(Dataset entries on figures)
● ● ● ● ●

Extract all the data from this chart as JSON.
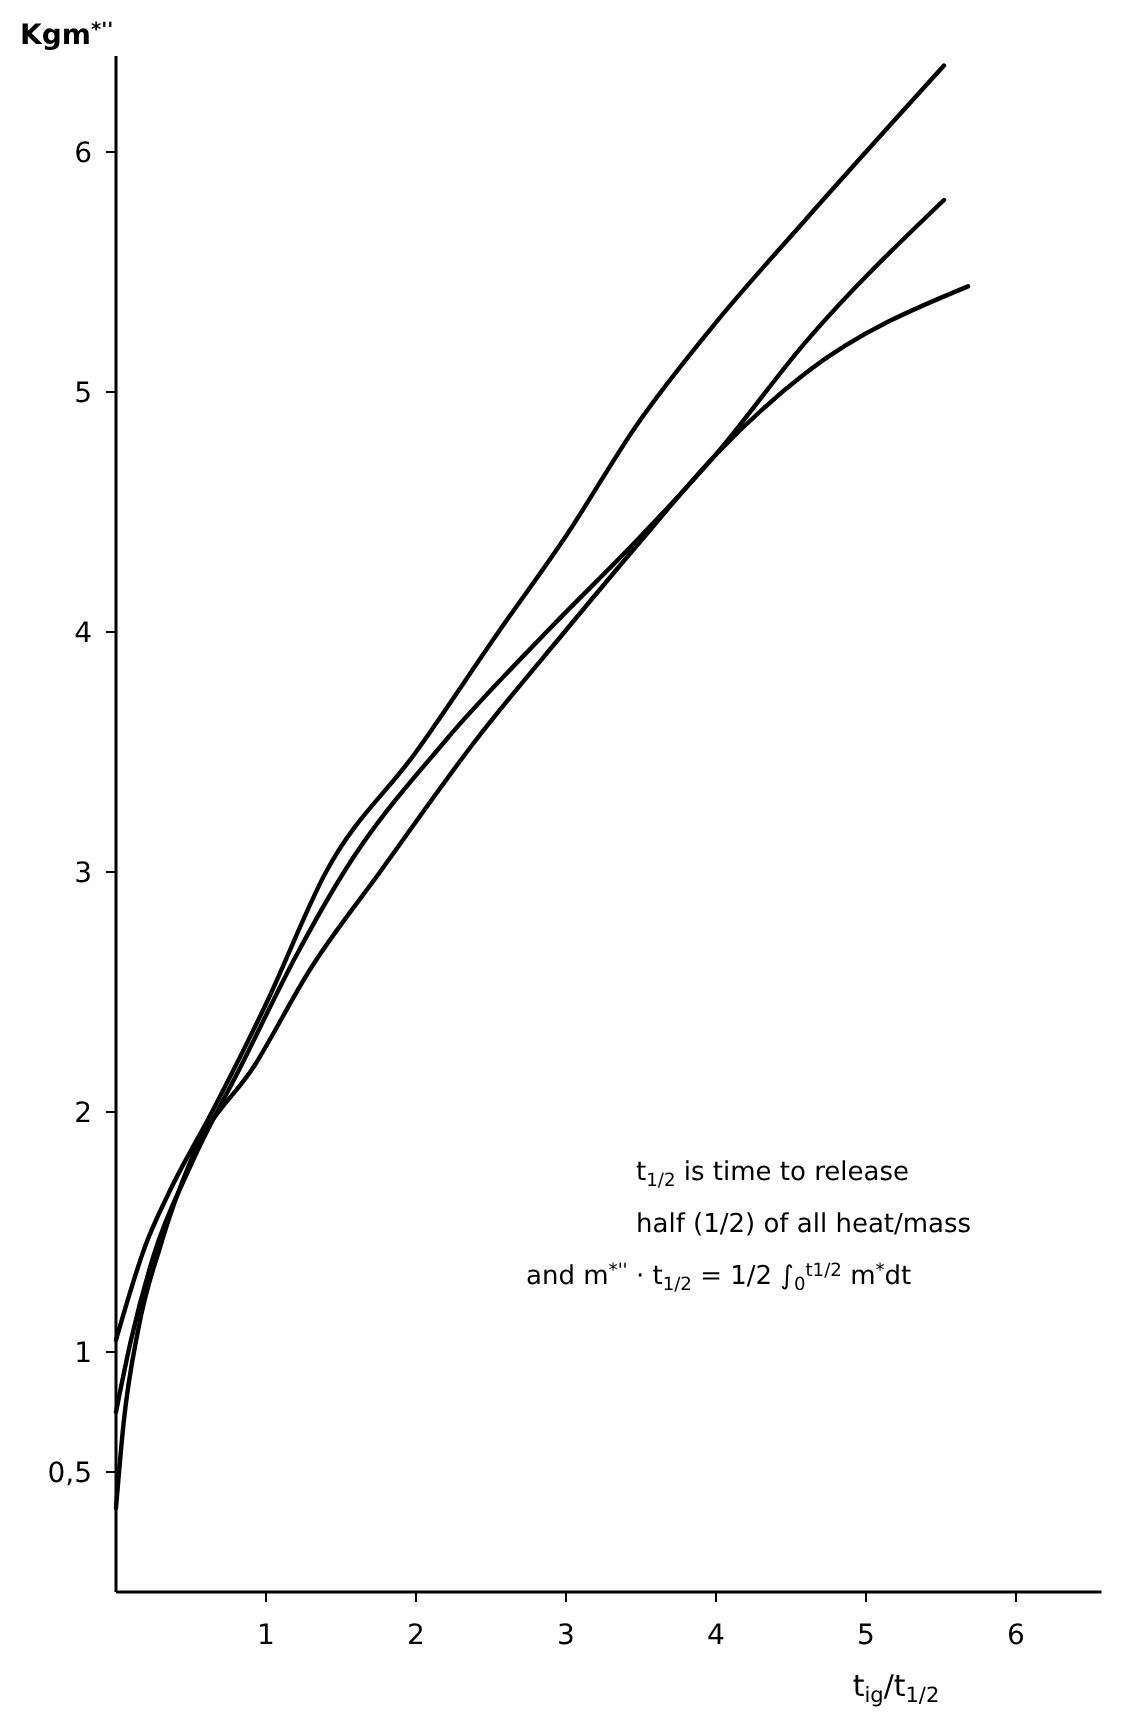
{
  "chart_data": {
    "type": "line",
    "xlabel": "t$_{ig}$/t$_{1/2}$",
    "ylabel": "Kgm$^{*''}$",
    "xlim": [
      0,
      6.57
    ],
    "xticks": [
      1,
      2,
      3,
      4,
      5,
      6
    ],
    "ylim": [
      0,
      6.4
    ],
    "yticks": [
      {
        "value": 0.5,
        "label": "0,5"
      },
      1,
      2,
      3,
      4,
      5,
      6
    ],
    "marker": "none",
    "line_style": "solid",
    "annotations": [
      "t$_{1/2}$ is time to release",
      "half (1/2) of all heat/mass",
      "and m$^{*''}$ · t$_{1/2}$ = 1/2 ∫$_{0}$$^{t1/2}$ m$^{*}$dt"
    ],
    "series": [
      {
        "color": "#000000",
        "x": [
          0,
          0.2,
          0.35,
          0.64,
          1,
          1.4,
          2,
          2.55,
          3,
          3.48,
          4,
          4.6,
          5.52
        ],
        "values": [
          1.05,
          1.45,
          1.66,
          2,
          2.45,
          3,
          3.5,
          4,
          4.4,
          4.87,
          5.29,
          5.72,
          6.36
        ]
      },
      {
        "color": "#000000",
        "x": [
          0,
          0.1,
          0.25,
          0.5,
          0.84,
          1.2,
          1.52,
          2.2,
          2.87,
          3.5,
          4,
          4.6,
          5.52
        ],
        "values": [
          0.75,
          1.05,
          1.4,
          1.78,
          2.2,
          2.65,
          3,
          3.55,
          4,
          4.4,
          4.74,
          5.21,
          5.8
        ]
      },
      {
        "color": "#000000",
        "x": [
          0,
          0.05,
          0.15,
          0.3,
          0.5,
          0.93,
          1.3,
          1.76,
          2.4,
          2.99,
          3.5,
          4,
          4.6,
          5.68
        ],
        "values": [
          0.35,
          0.7,
          1.1,
          1.45,
          1.8,
          2.2,
          2.6,
          3,
          3.55,
          4,
          4.38,
          4.74,
          5.08,
          5.44
        ]
      }
    ]
  }
}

● ● ● ● ●

- Problem details
Transcribe the records above exactly, leaving out every picture.

- The response
Extract all the data from this chart as JSON.
{
  "chart_data": {
    "type": "line",
    "xlabel": "t$_{ig}$/t$_{1/2}$",
    "ylabel": "Kgm$^{*''}$",
    "xlim": [
      0,
      6.57
    ],
    "xticks": [
      1,
      2,
      3,
      4,
      5,
      6
    ],
    "ylim": [
      0,
      6.4
    ],
    "yticks": [
      {
        "value": 0.5,
        "label": "0,5"
      },
      1,
      2,
      3,
      4,
      5,
      6
    ],
    "marker": "none",
    "line_style": "solid",
    "annotations": [
      "t$_{1/2}$ is time to release",
      "half (1/2) of all heat/mass",
      "and m$^{*''}$ · t$_{1/2}$ = 1/2 ∫$_{0}$$^{t1/2}$ m$^{*}$dt"
    ],
    "series": [
      {
        "color": "#000000",
        "x": [
          0,
          0.2,
          0.35,
          0.64,
          1,
          1.4,
          2,
          2.55,
          3,
          3.48,
          4,
          4.6,
          5.52
        ],
        "values": [
          1.05,
          1.45,
          1.66,
          2,
          2.45,
          3,
          3.5,
          4,
          4.4,
          4.87,
          5.29,
          5.72,
          6.36
        ]
      },
      {
        "color": "#000000",
        "x": [
          0,
          0.1,
          0.25,
          0.5,
          0.84,
          1.2,
          1.52,
          2.2,
          2.87,
          3.5,
          4,
          4.6,
          5.52
        ],
        "values": [
          0.75,
          1.05,
          1.4,
          1.78,
          2.2,
          2.65,
          3,
          3.55,
          4,
          4.4,
          4.74,
          5.21,
          5.8
        ]
      },
      {
        "color": "#000000",
        "x": [
          0,
          0.05,
          0.15,
          0.3,
          0.5,
          0.93,
          1.3,
          1.76,
          2.4,
          2.99,
          3.5,
          4,
          4.6,
          5.68
        ],
        "values": [
          0.35,
          0.7,
          1.1,
          1.45,
          1.8,
          2.2,
          2.6,
          3,
          3.55,
          4,
          4.38,
          4.74,
          5.08,
          5.44
        ]
      }
    ]
  }
}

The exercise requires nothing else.